------ PAGE EXCERPT

[liberationtech] List of Online Risk/Security Resources (was Re: Resignation)
Prabhas Pokharel
prabhas.pokharel at gmail.com
Tue Sep 14 20:02:26 PDT 2010
Ethan Zuckerman had written a while ago a post called "Internet Freedom:
Beyond Circumvention<http://www.ethanzuckerman.com/blog/2010/02/22/internet-freedom-beyond-circumvention/>"
that should add much to this (emerging) discussion. In that essay, he posits
three main points:
>
> In short:
*- Internet circumvention is hard. It’s expensive. It can make it easier for
people to send spam and steal identities.*
*
- Circumventing censorship through proxies just gives people access to
international content – it doesn’t address domestic censorship, which likely
affects the majority of people’s internet behavior.
- Circumventing censorship doesn’t offer a defense against DDoS or other
attacks that target a publisher.
*
1 and 2 are absolutely crucial, and I'll leave it to Ethan to add nuance.
His follow-up post, Internet Freedom: Protect, then
Project<http://www.ethanzuckerman.com/blog/2010/03/22/internet-freedom-protect-then-project/>is
also worth a read, as he discusses many of the responses he got to
that
earlier post.

------------
------ DATA SHOWN

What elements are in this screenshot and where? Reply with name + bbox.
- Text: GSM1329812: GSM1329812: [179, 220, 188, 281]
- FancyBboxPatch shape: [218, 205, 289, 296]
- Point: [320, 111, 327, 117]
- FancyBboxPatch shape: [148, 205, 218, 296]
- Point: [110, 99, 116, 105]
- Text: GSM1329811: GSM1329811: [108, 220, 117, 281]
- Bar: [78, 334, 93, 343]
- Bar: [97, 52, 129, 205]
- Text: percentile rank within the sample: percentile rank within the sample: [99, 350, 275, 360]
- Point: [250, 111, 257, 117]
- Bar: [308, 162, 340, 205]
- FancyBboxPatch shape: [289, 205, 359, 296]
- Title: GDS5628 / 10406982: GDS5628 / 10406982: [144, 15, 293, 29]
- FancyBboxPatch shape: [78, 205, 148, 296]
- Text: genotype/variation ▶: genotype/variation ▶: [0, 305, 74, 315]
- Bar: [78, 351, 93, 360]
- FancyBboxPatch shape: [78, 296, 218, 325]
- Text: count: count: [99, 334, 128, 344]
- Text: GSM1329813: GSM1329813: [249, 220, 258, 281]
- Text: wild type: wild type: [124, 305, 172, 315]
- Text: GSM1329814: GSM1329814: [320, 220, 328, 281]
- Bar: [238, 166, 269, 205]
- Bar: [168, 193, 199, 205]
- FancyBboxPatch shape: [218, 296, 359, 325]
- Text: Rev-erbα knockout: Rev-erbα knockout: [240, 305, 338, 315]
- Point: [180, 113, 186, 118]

------------

**EXERCISE INSTRUCTIONS**:
A. In the mailing list post, what is the title of Ethan Zuckerman's follow-up post?
B. From the mailing list post, output the passage between "- Circumventing censorship doesn’t" and "to add nuance.", inclusive, copied exactly.

**SOLUTIONS BY TASK**:
A. Internet Freedom: Protect, then Project

B.
- Circumventing censorship doesn’t offer a defense against DDoS or other
attacks that target a publisher.
*
1 and 2 are absolutely crucial, and I'll leave it to Ethan to add nuance.